(Records from a dataset)

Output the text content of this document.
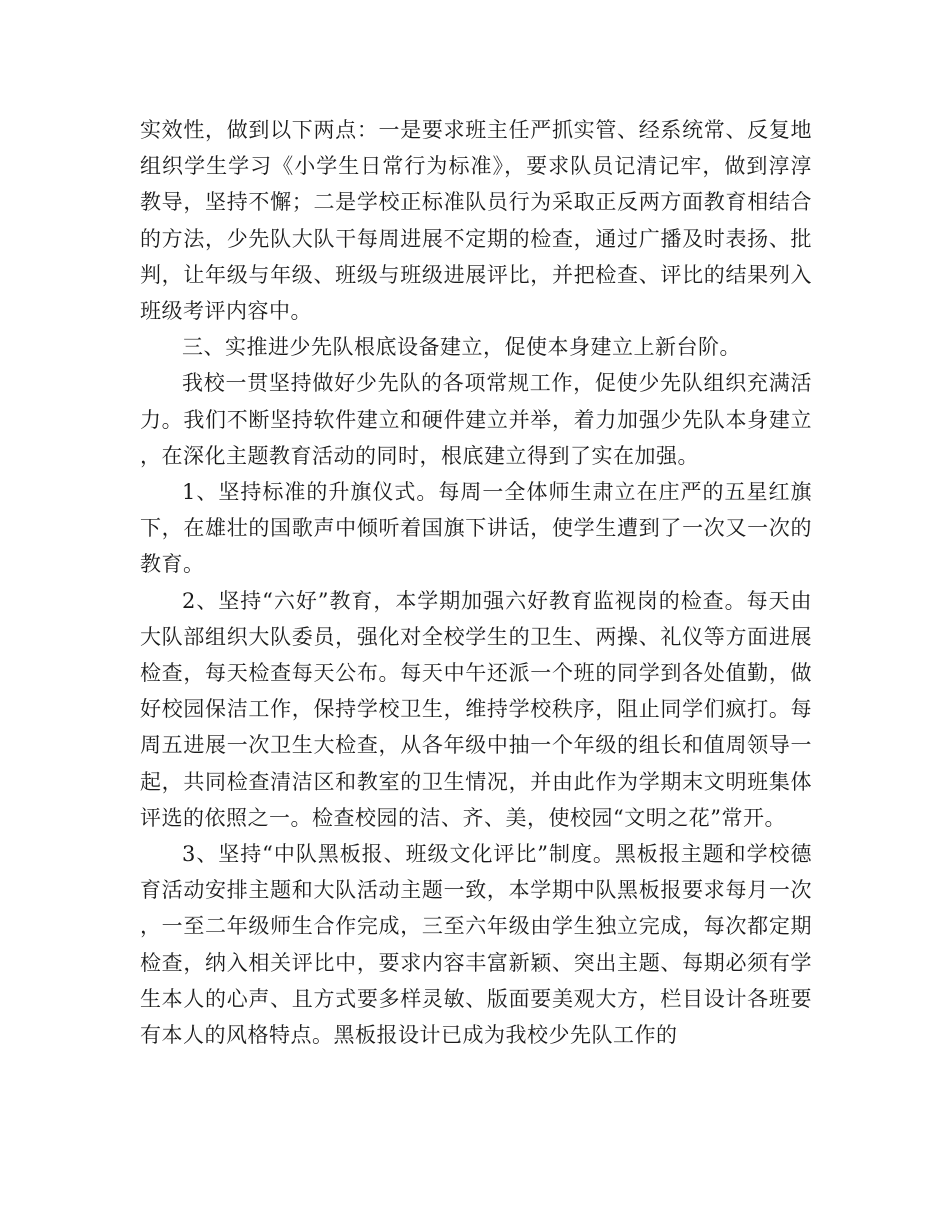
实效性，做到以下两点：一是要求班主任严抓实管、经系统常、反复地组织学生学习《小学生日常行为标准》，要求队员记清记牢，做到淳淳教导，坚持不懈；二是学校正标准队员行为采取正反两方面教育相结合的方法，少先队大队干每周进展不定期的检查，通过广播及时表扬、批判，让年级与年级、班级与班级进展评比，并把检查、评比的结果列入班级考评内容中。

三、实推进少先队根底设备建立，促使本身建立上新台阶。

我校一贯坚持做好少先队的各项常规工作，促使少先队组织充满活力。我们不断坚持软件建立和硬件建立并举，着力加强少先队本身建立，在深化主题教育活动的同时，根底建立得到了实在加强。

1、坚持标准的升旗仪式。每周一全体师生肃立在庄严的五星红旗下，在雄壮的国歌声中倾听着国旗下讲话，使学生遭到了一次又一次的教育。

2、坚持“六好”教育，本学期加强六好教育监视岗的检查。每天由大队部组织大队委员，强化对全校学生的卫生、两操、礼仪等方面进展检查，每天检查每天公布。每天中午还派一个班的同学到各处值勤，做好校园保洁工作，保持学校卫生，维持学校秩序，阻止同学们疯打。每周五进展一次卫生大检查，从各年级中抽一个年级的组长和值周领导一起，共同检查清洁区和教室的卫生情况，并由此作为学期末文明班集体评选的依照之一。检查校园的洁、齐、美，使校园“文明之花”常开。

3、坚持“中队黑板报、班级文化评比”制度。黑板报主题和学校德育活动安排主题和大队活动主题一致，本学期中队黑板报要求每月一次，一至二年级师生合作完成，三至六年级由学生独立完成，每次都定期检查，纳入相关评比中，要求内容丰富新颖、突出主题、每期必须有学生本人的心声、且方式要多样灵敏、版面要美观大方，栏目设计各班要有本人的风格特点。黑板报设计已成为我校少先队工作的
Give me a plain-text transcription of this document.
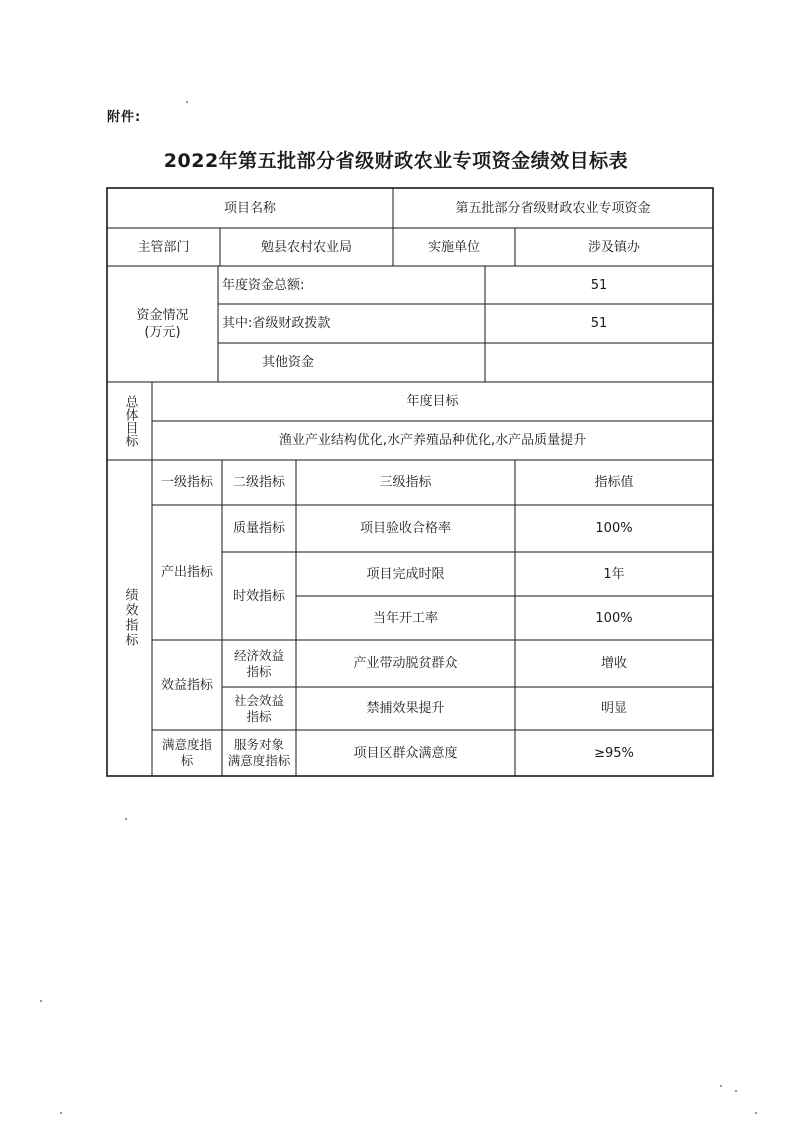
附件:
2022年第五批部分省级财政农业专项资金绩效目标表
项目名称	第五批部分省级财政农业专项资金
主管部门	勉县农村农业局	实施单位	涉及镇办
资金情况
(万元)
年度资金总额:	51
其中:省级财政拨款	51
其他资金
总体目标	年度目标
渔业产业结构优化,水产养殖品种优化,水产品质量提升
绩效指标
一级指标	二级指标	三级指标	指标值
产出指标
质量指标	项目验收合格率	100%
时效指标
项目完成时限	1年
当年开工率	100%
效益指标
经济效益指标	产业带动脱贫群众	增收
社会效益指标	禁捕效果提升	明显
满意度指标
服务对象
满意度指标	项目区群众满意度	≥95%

(What the exercise asks) Transcribe every record above exactly, leaving out the pictures.

(Result of the task)
Output the text content of this document.
实效性，做到以下两点：一是要求班主任严抓实管、经系统常、反复地组织学生学习《小学生日常行为标准》，要求队员记清记牢，做到淳淳教导，坚持不懈；二是学校正标准队员行为采取正反两方面教育相结合的方法，少先队大队干每周进展不定期的检查，通过广播及时表扬、批判，让年级与年级、班级与班级进展评比，并把检查、评比的结果列入班级考评内容中。

三、实推进少先队根底设备建立，促使本身建立上新台阶。

我校一贯坚持做好少先队的各项常规工作，促使少先队组织充满活力。我们不断坚持软件建立和硬件建立并举，着力加强少先队本身建立，在深化主题教育活动的同时，根底建立得到了实在加强。

1、坚持标准的升旗仪式。每周一全体师生肃立在庄严的五星红旗下，在雄壮的国歌声中倾听着国旗下讲话，使学生遭到了一次又一次的教育。

2、坚持“六好”教育，本学期加强六好教育监视岗的检查。每天由大队部组织大队委员，强化对全校学生的卫生、两操、礼仪等方面进展检查，每天检查每天公布。每天中午还派一个班的同学到各处值勤，做好校园保洁工作，保持学校卫生，维持学校秩序，阻止同学们疯打。每周五进展一次卫生大检查，从各年级中抽一个年级的组长和值周领导一起，共同检查清洁区和教室的卫生情况，并由此作为学期末文明班集体评选的依照之一。检查校园的洁、齐、美，使校园“文明之花”常开。

3、坚持“中队黑板报、班级文化评比”制度。黑板报主题和学校德育活动安排主题和大队活动主题一致，本学期中队黑板报要求每月一次，一至二年级师生合作完成，三至六年级由学生独立完成，每次都定期检查，纳入相关评比中，要求内容丰富新颖、突出主题、每期必须有学生本人的心声、且方式要多样灵敏、版面要美观大方，栏目设计各班要有本人的风格特点。黑板报设计已成为我校少先队工作的
Give me a plain-text transcription of this document.
附件:
2022年第五批部分省级财政农业专项资金绩效目标表
项目名称	第五批部分省级财政农业专项资金
主管部门	勉县农村农业局	实施单位	涉及镇办
资金情况
(万元)
年度资金总额:	51
其中:省级财政拨款	51
其他资金
总体目标	年度目标
渔业产业结构优化,水产养殖品种优化,水产品质量提升
绩效指标
一级指标	二级指标	三级指标	指标值
产出指标
质量指标	项目验收合格率	100%
时效指标
项目完成时限	1年
当年开工率	100%
效益指标
经济效益指标	产业带动脱贫群众	增收
社会效益指标	禁捕效果提升	明显
满意度指标
服务对象
满意度指标	项目区群众满意度	≥95%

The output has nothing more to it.